DIRECTIONS FOR THIS TASK: Repeat the lines that follow, leaving nothing out.

----------------------------------------

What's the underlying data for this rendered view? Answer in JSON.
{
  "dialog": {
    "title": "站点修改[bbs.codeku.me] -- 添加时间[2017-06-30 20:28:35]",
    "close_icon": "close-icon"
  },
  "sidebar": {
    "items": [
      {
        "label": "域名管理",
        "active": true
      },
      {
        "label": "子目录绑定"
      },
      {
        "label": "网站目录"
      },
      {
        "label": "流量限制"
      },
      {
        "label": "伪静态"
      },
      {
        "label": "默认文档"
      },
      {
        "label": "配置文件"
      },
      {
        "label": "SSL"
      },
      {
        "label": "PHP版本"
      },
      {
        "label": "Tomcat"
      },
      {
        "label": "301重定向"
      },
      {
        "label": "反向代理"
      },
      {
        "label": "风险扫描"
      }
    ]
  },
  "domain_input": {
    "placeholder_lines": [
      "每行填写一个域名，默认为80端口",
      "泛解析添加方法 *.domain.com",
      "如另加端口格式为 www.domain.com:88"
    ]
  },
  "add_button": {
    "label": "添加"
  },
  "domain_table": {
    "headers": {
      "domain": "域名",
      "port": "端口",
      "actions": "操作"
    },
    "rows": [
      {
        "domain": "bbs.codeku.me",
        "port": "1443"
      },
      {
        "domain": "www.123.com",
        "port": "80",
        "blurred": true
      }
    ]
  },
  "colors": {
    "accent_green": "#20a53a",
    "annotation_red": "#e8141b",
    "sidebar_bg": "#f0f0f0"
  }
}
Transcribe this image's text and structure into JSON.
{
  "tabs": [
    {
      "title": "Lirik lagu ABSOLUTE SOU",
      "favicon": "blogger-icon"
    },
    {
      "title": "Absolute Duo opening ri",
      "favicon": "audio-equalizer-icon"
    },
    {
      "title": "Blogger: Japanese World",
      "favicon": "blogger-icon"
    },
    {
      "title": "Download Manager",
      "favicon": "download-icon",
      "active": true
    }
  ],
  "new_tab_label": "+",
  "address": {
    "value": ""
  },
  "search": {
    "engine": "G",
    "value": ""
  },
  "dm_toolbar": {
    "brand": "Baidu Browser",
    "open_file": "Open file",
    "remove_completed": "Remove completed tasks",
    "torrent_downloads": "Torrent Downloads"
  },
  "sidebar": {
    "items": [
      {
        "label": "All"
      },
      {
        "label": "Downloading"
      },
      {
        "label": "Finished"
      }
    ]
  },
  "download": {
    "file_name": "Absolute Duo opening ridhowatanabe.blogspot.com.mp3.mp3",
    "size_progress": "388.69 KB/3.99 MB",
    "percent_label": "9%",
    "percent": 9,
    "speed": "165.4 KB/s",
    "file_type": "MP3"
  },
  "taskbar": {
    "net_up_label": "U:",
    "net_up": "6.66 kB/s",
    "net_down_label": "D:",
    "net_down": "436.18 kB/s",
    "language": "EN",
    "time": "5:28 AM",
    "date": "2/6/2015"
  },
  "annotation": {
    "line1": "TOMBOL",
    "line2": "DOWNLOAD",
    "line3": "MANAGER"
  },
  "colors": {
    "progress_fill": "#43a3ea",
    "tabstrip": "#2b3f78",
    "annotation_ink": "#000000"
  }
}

----------------------------------------

WORKED ANSWER:
What's the underlying data for this rendered view? Answer in JSON.
{
  "dialog": {
    "title": "站点修改[bbs.codeku.me] -- 添加时间[2017-06-30 20:28:35]",
    "close_icon": "close-icon"
  },
  "sidebar": {
    "items": [
      {
        "label": "域名管理",
        "active": true
      },
      {
        "label": "子目录绑定"
      },
      {
        "label": "网站目录"
      },
      {
        "label": "流量限制"
      },
      {
        "label": "伪静态"
      },
      {
        "label": "默认文档"
      },
      {
        "label": "配置文件"
      },
      {
        "label": "SSL"
      },
      {
        "label": "PHP版本"
      },
      {
        "label": "Tomcat"
      },
      {
        "label": "301重定向"
      },
      {
        "label": "反向代理"
      },
      {
        "label": "风险扫描"
      }
    ]
  },
  "domain_input": {
    "placeholder_lines": [
      "每行填写一个域名，默认为80端口",
      "泛解析添加方法 *.domain.com",
      "如另加端口格式为 www.domain.com:88"
    ]
  },
  "add_button": {
    "label": "添加"
  },
  "domain_table": {
    "headers": {
      "domain": "域名",
      "port": "端口",
      "actions": "操作"
    },
    "rows": [
      {
        "domain": "bbs.codeku.me",
        "port": "1443"
      },
      {
        "domain": "www.123.com",
        "port": "80",
        "blurred": true
      }
    ]
  },
  "colors": {
    "accent_green": "#20a53a",
    "annotation_red": "#e8141b",
    "sidebar_bg": "#f0f0f0"
  }
}
Transcribe this image's text and structure into JSON.
{
  "tabs": [
    {
      "title": "Lirik lagu ABSOLUTE SOU",
      "favicon": "blogger-icon"
    },
    {
      "title": "Absolute Duo opening ri",
      "favicon": "audio-equalizer-icon"
    },
    {
      "title": "Blogger: Japanese World",
      "favicon": "blogger-icon"
    },
    {
      "title": "Download Manager",
      "favicon": "download-icon",
      "active": true
    }
  ],
  "new_tab_label": "+",
  "address": {
    "value": ""
  },
  "search": {
    "engine": "G",
    "value": ""
  },
  "dm_toolbar": {
    "brand": "Baidu Browser",
    "open_file": "Open file",
    "remove_completed": "Remove completed tasks",
    "torrent_downloads": "Torrent Downloads"
  },
  "sidebar": {
    "items": [
      {
        "label": "All"
      },
      {
        "label": "Downloading"
      },
      {
        "label": "Finished"
      }
    ]
  },
  "download": {
    "file_name": "Absolute Duo opening ridhowatanabe.blogspot.com.mp3.mp3",
    "size_progress": "388.69 KB/3.99 MB",
    "percent_label": "9%",
    "percent": 9,
    "speed": "165.4 KB/s",
    "file_type": "MP3"
  },
  "taskbar": {
    "net_up_label": "U:",
    "net_up": "6.66 kB/s",
    "net_down_label": "D:",
    "net_down": "436.18 kB/s",
    "language": "EN",
    "time": "5:28 AM",
    "date": "2/6/2015"
  },
  "annotation": {
    "line1": "TOMBOL",
    "line2": "DOWNLOAD",
    "line3": "MANAGER"
  },
  "colors": {
    "progress_fill": "#43a3ea",
    "tabstrip": "#2b3f78",
    "annotation_ink": "#000000"
  }
}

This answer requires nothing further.